=== Problem statement ===
Every entry below must be repeated exactly; skip the pictures.

=== Provided records ===
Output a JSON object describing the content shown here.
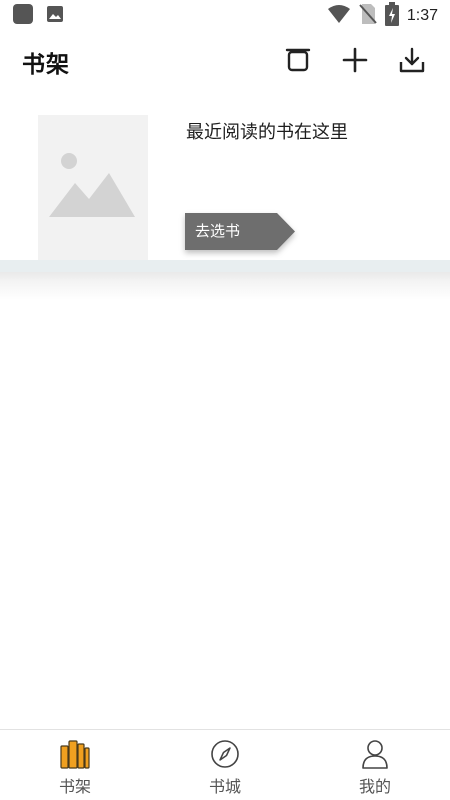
{
  "status_bar": {
    "time": "1:37",
    "icons": [
      "notification-square-icon",
      "image-icon",
      "wifi-icon",
      "no-sim-icon",
      "battery-charging-icon"
    ]
  },
  "header": {
    "title": "书架",
    "actions": [
      "bookshelf-box-icon",
      "plus-icon",
      "download-icon"
    ]
  },
  "recent": {
    "text": "最近阅读的书在这里",
    "choose_label": "去选书",
    "choose_color": "#6e6e6e",
    "cover_icon": "image-placeholder-icon"
  },
  "bottom_nav": {
    "items": [
      {
        "label": "书架",
        "icon": "bookshelf-icon",
        "active": true
      },
      {
        "label": "书城",
        "icon": "compass-icon",
        "active": false
      },
      {
        "label": "我的",
        "icon": "person-icon",
        "active": false
      }
    ],
    "active_color": "#f0a020"
  }
}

=== The solution ===
Output a JSON object describing the content shown here.
{
  "status_bar": {
    "time": "1:37",
    "icons": [
      "notification-square-icon",
      "image-icon",
      "wifi-icon",
      "no-sim-icon",
      "battery-charging-icon"
    ]
  },
  "header": {
    "title": "书架",
    "actions": [
      "bookshelf-box-icon",
      "plus-icon",
      "download-icon"
    ]
  },
  "recent": {
    "text": "最近阅读的书在这里",
    "choose_label": "去选书",
    "choose_color": "#6e6e6e",
    "cover_icon": "image-placeholder-icon"
  },
  "bottom_nav": {
    "items": [
      {
        "label": "书架",
        "icon": "bookshelf-icon",
        "active": true
      },
      {
        "label": "书城",
        "icon": "compass-icon",
        "active": false
      },
      {
        "label": "我的",
        "icon": "person-icon",
        "active": false
      }
    ],
    "active_color": "#f0a020"
  }
}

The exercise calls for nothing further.